Directions
Report all lines from the entries below in which "employee" appears.

-- Start of Material shown --

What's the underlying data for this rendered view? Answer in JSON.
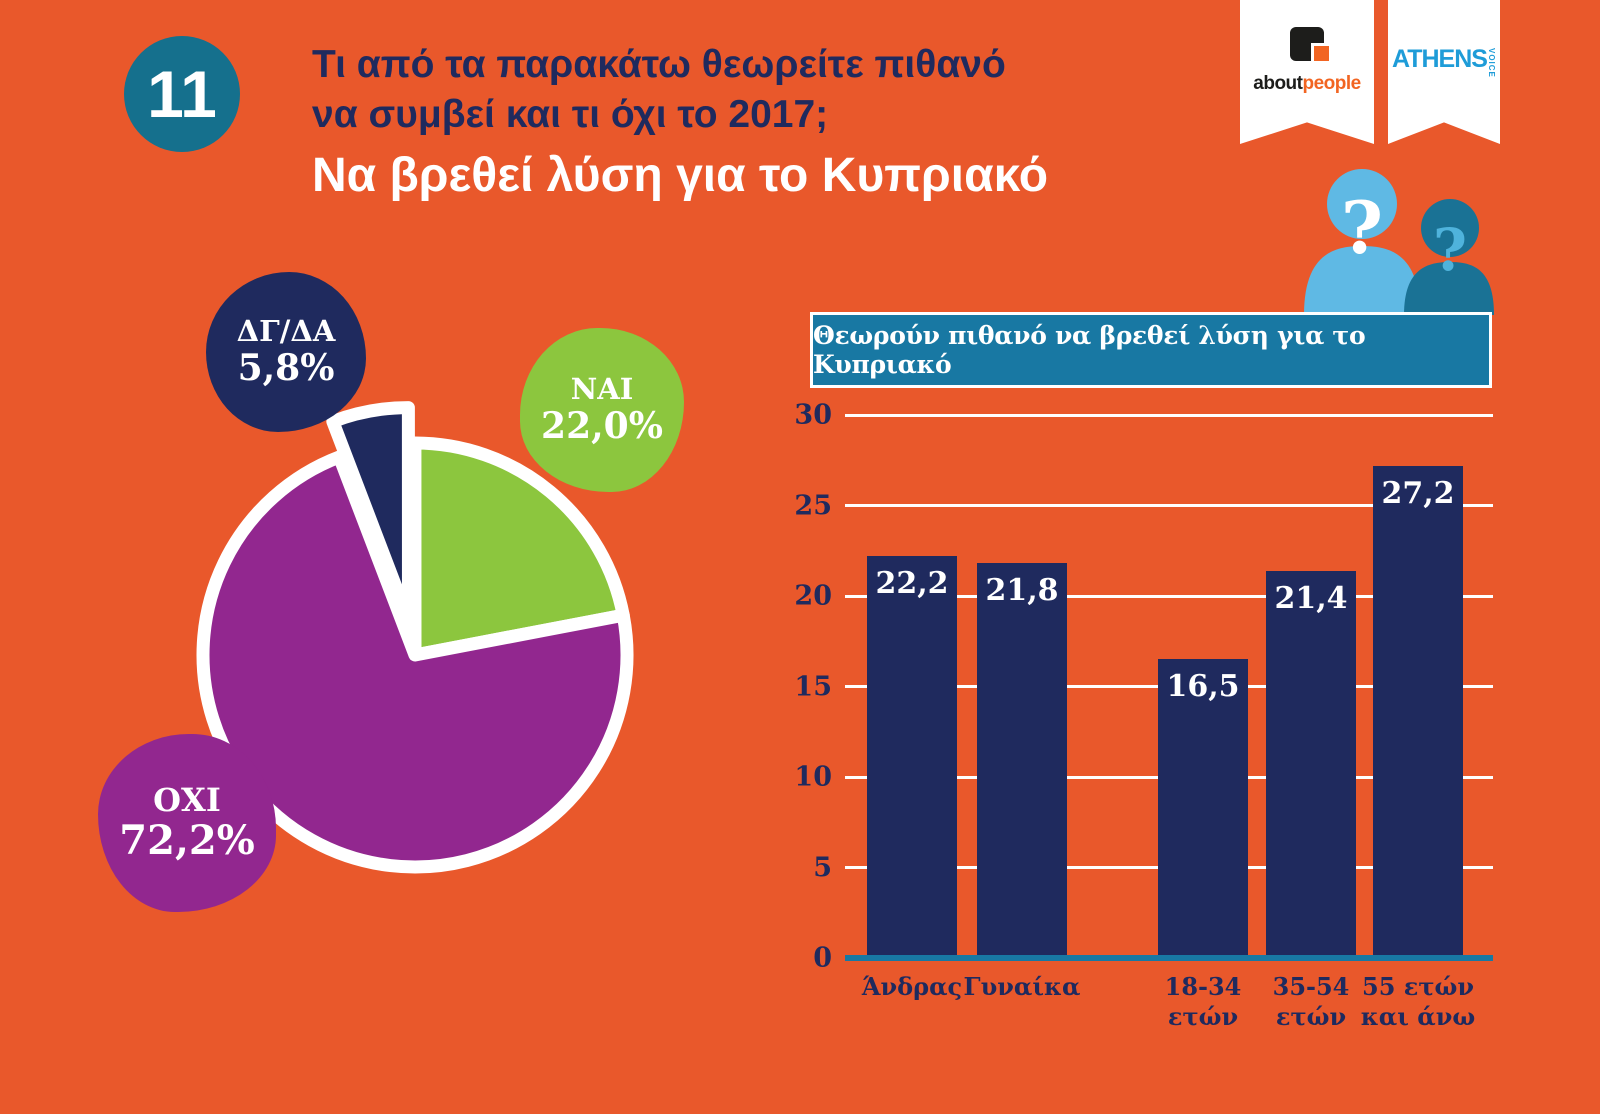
{
  "header": {
    "number": "11",
    "title_line1": "Τι από τα παρακάτω θεωρείτε πιθανό",
    "title_line2": "να συμβεί και τι όχι το 2017;",
    "subtitle": "Να βρεθεί λύση για το Κυπριακό"
  },
  "logos": {
    "aboutpeople_about": "about",
    "aboutpeople_people": "people",
    "athens_name": "ATHENS",
    "athens_voice": "VOICE"
  },
  "illustration": {
    "question_mark": "?"
  },
  "colors": {
    "background": "#E9582B",
    "navy": "#1F2A5E",
    "teal_banner": "#1878A3",
    "teal_circle": "#15708D",
    "purple": "#92278F",
    "green": "#8CC63E",
    "light_blue": "#5FB9E4",
    "white": "#FFFFFF"
  },
  "chart_data": [
    {
      "type": "pie",
      "title": "",
      "start_angle": -20.9,
      "slices": [
        {
          "label": "ΔΓ/ΔΑ",
          "value": 5.8,
          "display": "5,8%",
          "color": "#1F2A5E",
          "exploded": true
        },
        {
          "label": "ΝΑΙ",
          "value": 22.0,
          "display": "22,0%",
          "color": "#8CC63E",
          "exploded": false
        },
        {
          "label": "ΟΧΙ",
          "value": 72.2,
          "display": "72,2%",
          "color": "#92278F",
          "exploded": false
        }
      ]
    },
    {
      "type": "bar",
      "title": "Θεωρούν πιθανό να βρεθεί λύση για το Κυπριακό",
      "categories": [
        "Άνδρας",
        "Γυναίκα",
        "18-34\nετών",
        "35-54\nετών",
        "55 ετών\nκαι άνω"
      ],
      "values": [
        22.2,
        21.8,
        16.5,
        21.4,
        27.2
      ],
      "value_labels": [
        "22,2",
        "21,8",
        "16,5",
        "21,4",
        "27,2"
      ],
      "xlabel": "",
      "ylabel": "",
      "ylim": [
        0,
        30
      ],
      "yticks": [
        0,
        5,
        10,
        15,
        20,
        25,
        30
      ],
      "bar_color": "#1F2A5E",
      "grid": true,
      "legend": false
    }
  ]
}
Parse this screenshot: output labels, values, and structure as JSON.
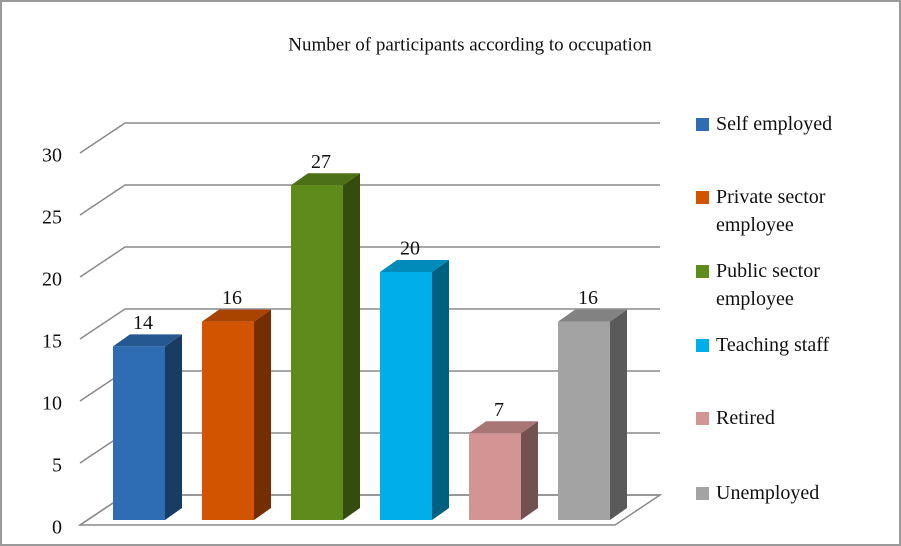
{
  "chart_data": {
    "type": "bar3d",
    "title": "Number of participants  according to  occupation",
    "categories": [
      "Self employed",
      "Private sector employee",
      "Public sector employee",
      "Teaching staff",
      "Retired",
      "Unemployed"
    ],
    "values": [
      14,
      16,
      27,
      20,
      7,
      16
    ],
    "colors": [
      "#2e6db4",
      "#d35400",
      "#5e8c1a",
      "#00aeea",
      "#d39494",
      "#a3a3a3"
    ],
    "ylim": [
      0,
      30
    ],
    "yticks": [
      0,
      5,
      10,
      15,
      20,
      25,
      30
    ],
    "grid": true,
    "legend": "right"
  }
}
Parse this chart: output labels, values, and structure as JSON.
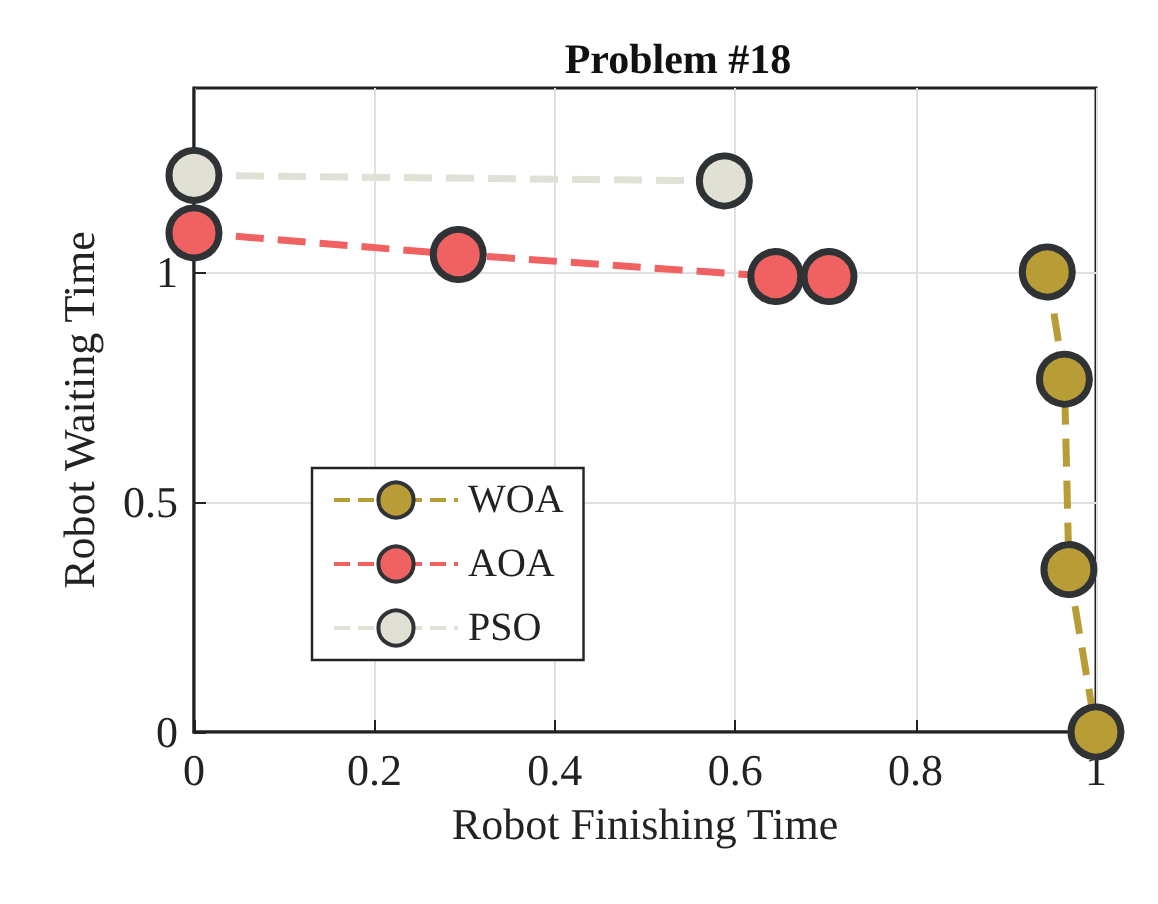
{
  "chart_data": {
    "type": "line",
    "title": "Problem #18",
    "xlabel": "Robot Finishing Time",
    "ylabel": "Robot Waiting Time",
    "xlim": [
      0,
      1
    ],
    "xticks": [
      0,
      0.2,
      0.4,
      0.6,
      0.8,
      1
    ],
    "ylim": [
      0,
      1.4
    ],
    "yticks": [
      0,
      0.5,
      1
    ],
    "grid": true,
    "legend": "left",
    "marker": "circle",
    "line_style": "dashed",
    "series": [
      {
        "name": "WOA",
        "color": "#b89d36",
        "x": [
          0.946,
          0.965,
          0.97,
          1
        ],
        "values": [
          1.0,
          0.767,
          0.353,
          0
        ]
      },
      {
        "name": "AOA",
        "color": "#f06262",
        "x": [
          0,
          0.293,
          0.645,
          0.704
        ],
        "values": [
          1.085,
          1.038,
          0.99,
          0.99
        ]
      },
      {
        "name": "PSO",
        "color": "#e0e0d4",
        "x": [
          0,
          0.588
        ],
        "values": [
          1.21,
          1.198
        ]
      }
    ]
  }
}
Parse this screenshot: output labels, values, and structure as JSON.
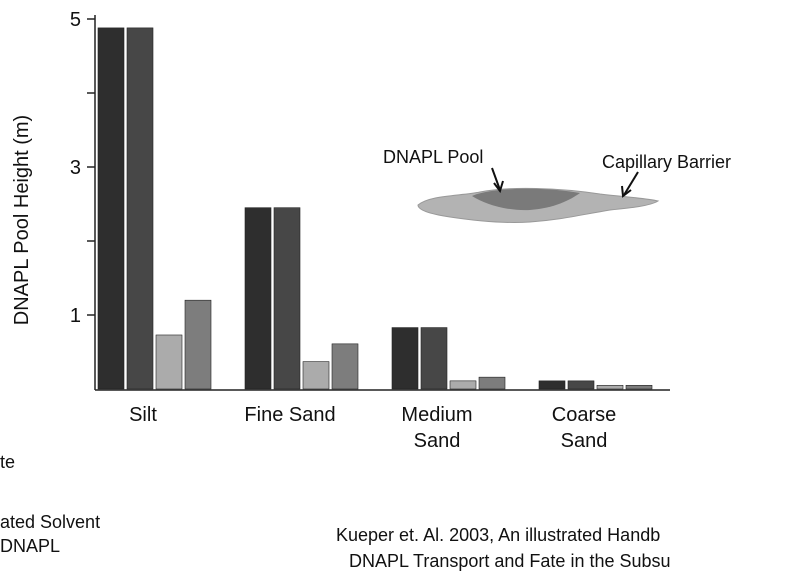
{
  "chart_data": {
    "type": "bar",
    "y_label": "DNAPL Pool Height (m)",
    "categories": [
      "Silt",
      "Fine Sand",
      "Medium\nSand",
      "Coarse\nSand"
    ],
    "series": [
      {
        "color": "#2e2e2e",
        "values": [
          4.88,
          2.45,
          0.83,
          0.11
        ]
      },
      {
        "color": "#474747",
        "values": [
          4.88,
          2.45,
          0.83,
          0.11
        ]
      },
      {
        "color": "#ababab",
        "values": [
          0.73,
          0.37,
          0.11,
          0.05
        ]
      },
      {
        "color": "#7d7d7d",
        "values": [
          1.2,
          0.61,
          0.16,
          0.05
        ]
      }
    ],
    "ylim": [
      0,
      5
    ],
    "yticks": [
      1,
      3,
      5
    ],
    "yminorticks": [
      2,
      4
    ],
    "annotations": [
      "DNAPL Pool",
      "Capillary Barrier"
    ],
    "legend_fragments": [
      "te",
      "ated Solvent",
      "DNAPL"
    ],
    "source": [
      "Kueper et. Al. 2003, An illustrated Handb",
      "DNAPL Transport and Fate in the Subsu"
    ]
  }
}
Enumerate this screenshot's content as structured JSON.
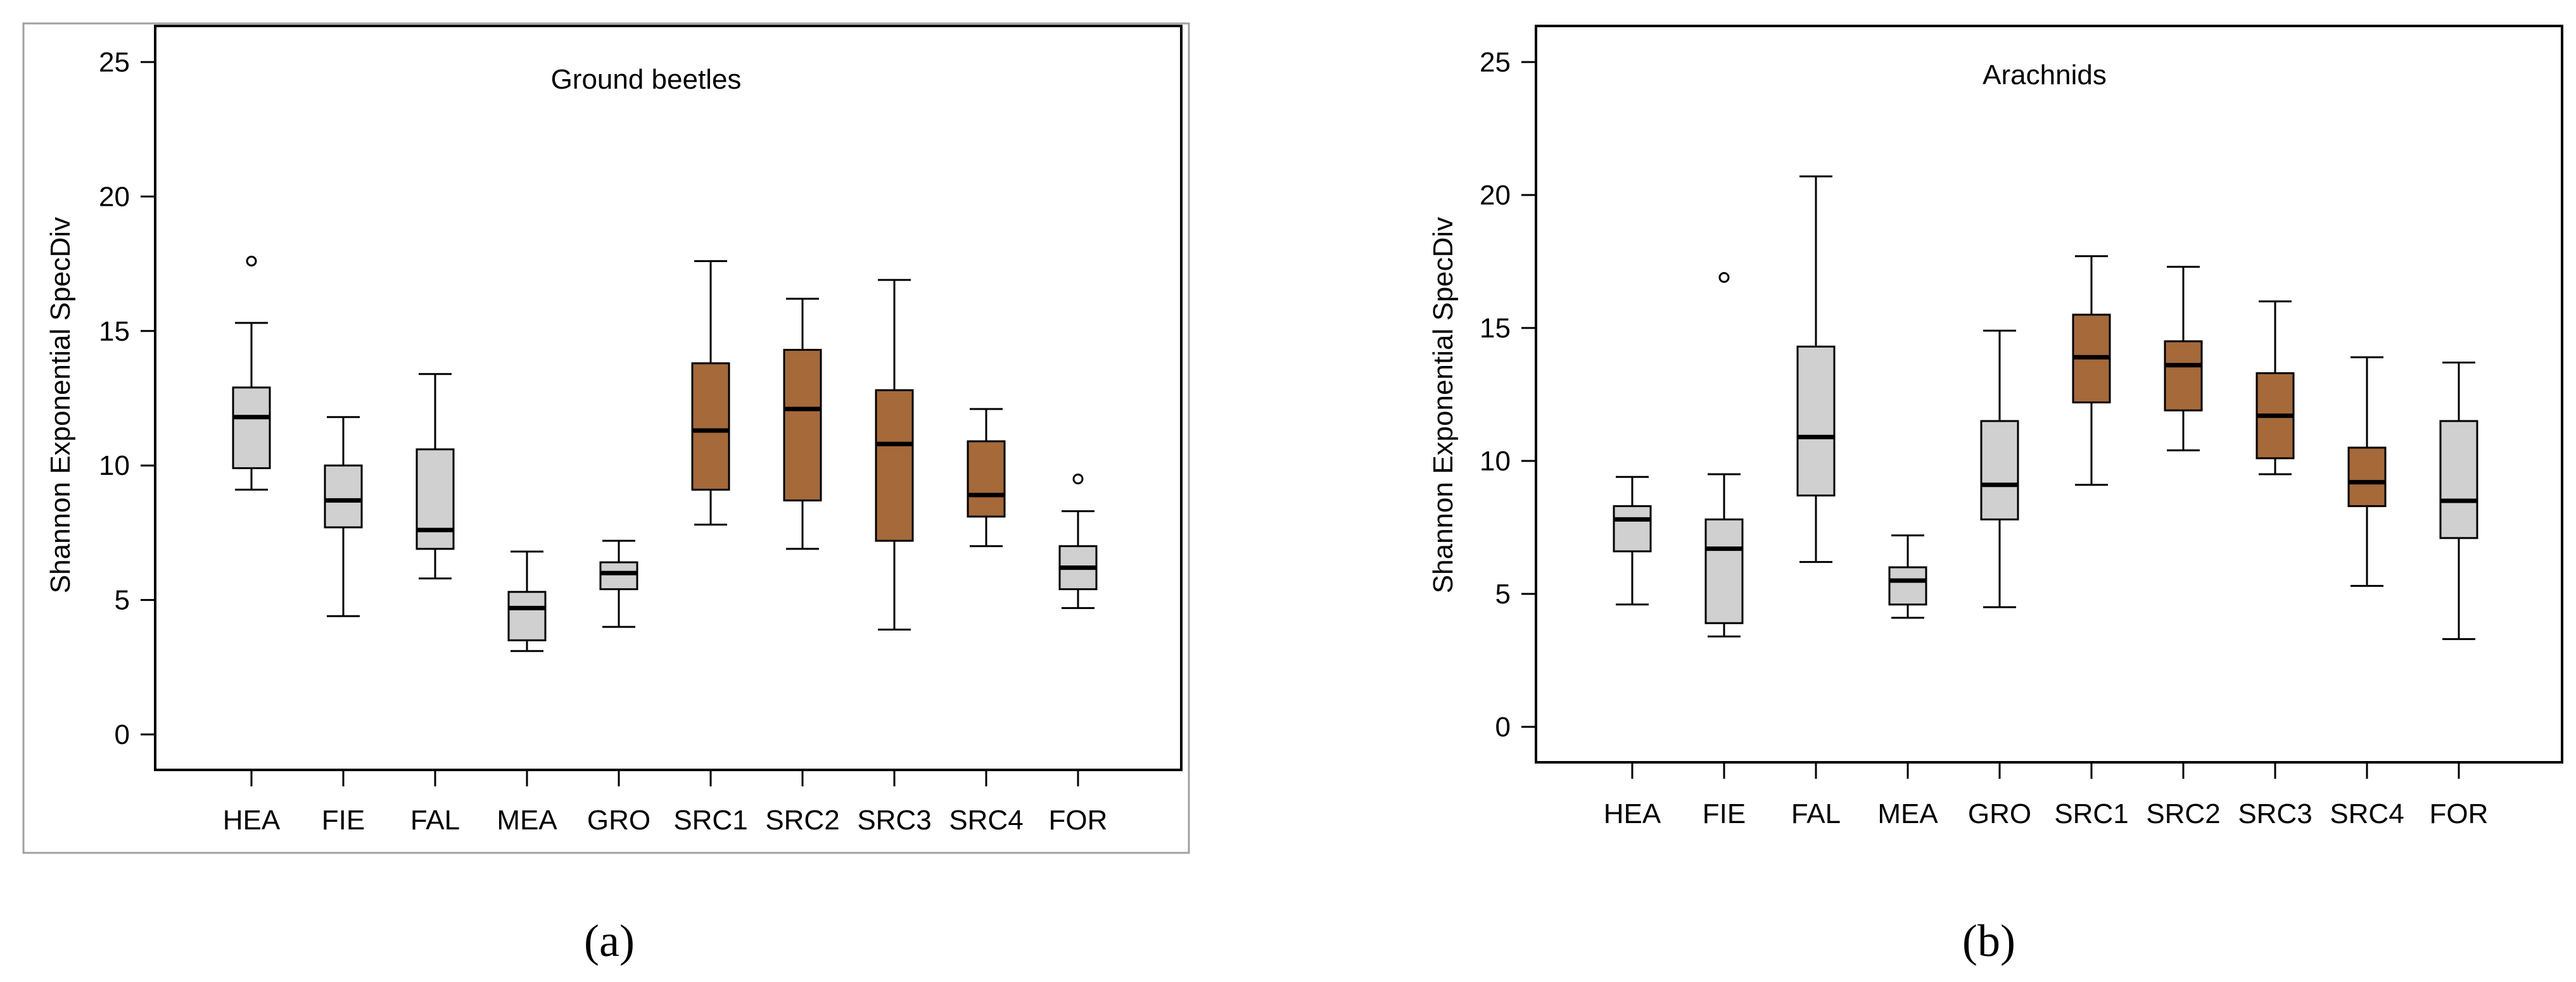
{
  "figure": {
    "captions": [
      "(a)",
      "(b)"
    ]
  },
  "colors": {
    "control": "#d0d0d0",
    "src": "#a5693a",
    "stroke": "#000000",
    "frame": "#a0a0a0"
  },
  "chart_data": [
    {
      "type": "boxplot",
      "title": "Ground beetles",
      "ylabel": "Shannon Exponential SpecDiv",
      "xlabel": "",
      "ylim": [
        0,
        25
      ],
      "yticks": [
        0,
        5,
        10,
        15,
        20,
        25
      ],
      "caption": "(a)",
      "categories": [
        "HEA",
        "FIE",
        "FAL",
        "MEA",
        "GRO",
        "SRC1",
        "SRC2",
        "SRC3",
        "SRC4",
        "FOR"
      ],
      "groups": [
        "control",
        "control",
        "control",
        "control",
        "control",
        "src",
        "src",
        "src",
        "src",
        "control"
      ],
      "boxes": [
        {
          "min": 9.1,
          "q1": 9.9,
          "median": 11.8,
          "q3": 12.9,
          "max": 15.3,
          "outliers": [
            17.6
          ]
        },
        {
          "min": 4.4,
          "q1": 7.7,
          "median": 8.7,
          "q3": 10.0,
          "max": 11.8,
          "outliers": []
        },
        {
          "min": 5.8,
          "q1": 6.9,
          "median": 7.6,
          "q3": 10.6,
          "max": 13.4,
          "outliers": []
        },
        {
          "min": 3.1,
          "q1": 3.5,
          "median": 4.7,
          "q3": 5.3,
          "max": 6.8,
          "outliers": []
        },
        {
          "min": 4.0,
          "q1": 5.4,
          "median": 6.0,
          "q3": 6.4,
          "max": 7.2,
          "outliers": []
        },
        {
          "min": 7.8,
          "q1": 9.1,
          "median": 11.3,
          "q3": 13.8,
          "max": 17.6,
          "outliers": []
        },
        {
          "min": 6.9,
          "q1": 8.7,
          "median": 12.1,
          "q3": 14.3,
          "max": 16.2,
          "outliers": []
        },
        {
          "min": 3.9,
          "q1": 7.2,
          "median": 10.8,
          "q3": 12.8,
          "max": 16.9,
          "outliers": []
        },
        {
          "min": 7.0,
          "q1": 8.1,
          "median": 8.9,
          "q3": 10.9,
          "max": 12.1,
          "outliers": []
        },
        {
          "min": 4.7,
          "q1": 5.4,
          "median": 6.2,
          "q3": 7.0,
          "max": 8.3,
          "outliers": [
            9.5
          ]
        }
      ]
    },
    {
      "type": "boxplot",
      "title": "Arachnids",
      "ylabel": "Shannon Exponential SpecDiv",
      "xlabel": "",
      "ylim": [
        0,
        25
      ],
      "yticks": [
        0,
        5,
        10,
        15,
        20,
        25
      ],
      "caption": "(b)",
      "categories": [
        "HEA",
        "FIE",
        "FAL",
        "MEA",
        "GRO",
        "SRC1",
        "SRC2",
        "SRC3",
        "SRC4",
        "FOR"
      ],
      "groups": [
        "control",
        "control",
        "control",
        "control",
        "control",
        "src",
        "src",
        "src",
        "src",
        "control"
      ],
      "boxes": [
        {
          "min": 4.6,
          "q1": 6.6,
          "median": 7.8,
          "q3": 8.3,
          "max": 9.4,
          "outliers": []
        },
        {
          "min": 3.4,
          "q1": 3.9,
          "median": 6.7,
          "q3": 7.8,
          "max": 9.5,
          "outliers": [
            16.9
          ]
        },
        {
          "min": 6.2,
          "q1": 8.7,
          "median": 10.9,
          "q3": 14.3,
          "max": 20.7,
          "outliers": []
        },
        {
          "min": 4.1,
          "q1": 4.6,
          "median": 5.5,
          "q3": 6.0,
          "max": 7.2,
          "outliers": []
        },
        {
          "min": 4.5,
          "q1": 7.8,
          "median": 9.1,
          "q3": 11.5,
          "max": 14.9,
          "outliers": []
        },
        {
          "min": 9.1,
          "q1": 12.2,
          "median": 13.9,
          "q3": 15.5,
          "max": 17.7,
          "outliers": []
        },
        {
          "min": 10.4,
          "q1": 11.9,
          "median": 13.6,
          "q3": 14.5,
          "max": 17.3,
          "outliers": []
        },
        {
          "min": 9.5,
          "q1": 10.1,
          "median": 11.7,
          "q3": 13.3,
          "max": 16.0,
          "outliers": []
        },
        {
          "min": 5.3,
          "q1": 8.3,
          "median": 9.2,
          "q3": 10.5,
          "max": 13.9,
          "outliers": []
        },
        {
          "min": 3.3,
          "q1": 7.1,
          "median": 8.5,
          "q3": 11.5,
          "max": 13.7,
          "outliers": []
        }
      ]
    }
  ]
}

-- End of Material shown --

Result of the task
      "Private sector employee",
      "Public sector employee",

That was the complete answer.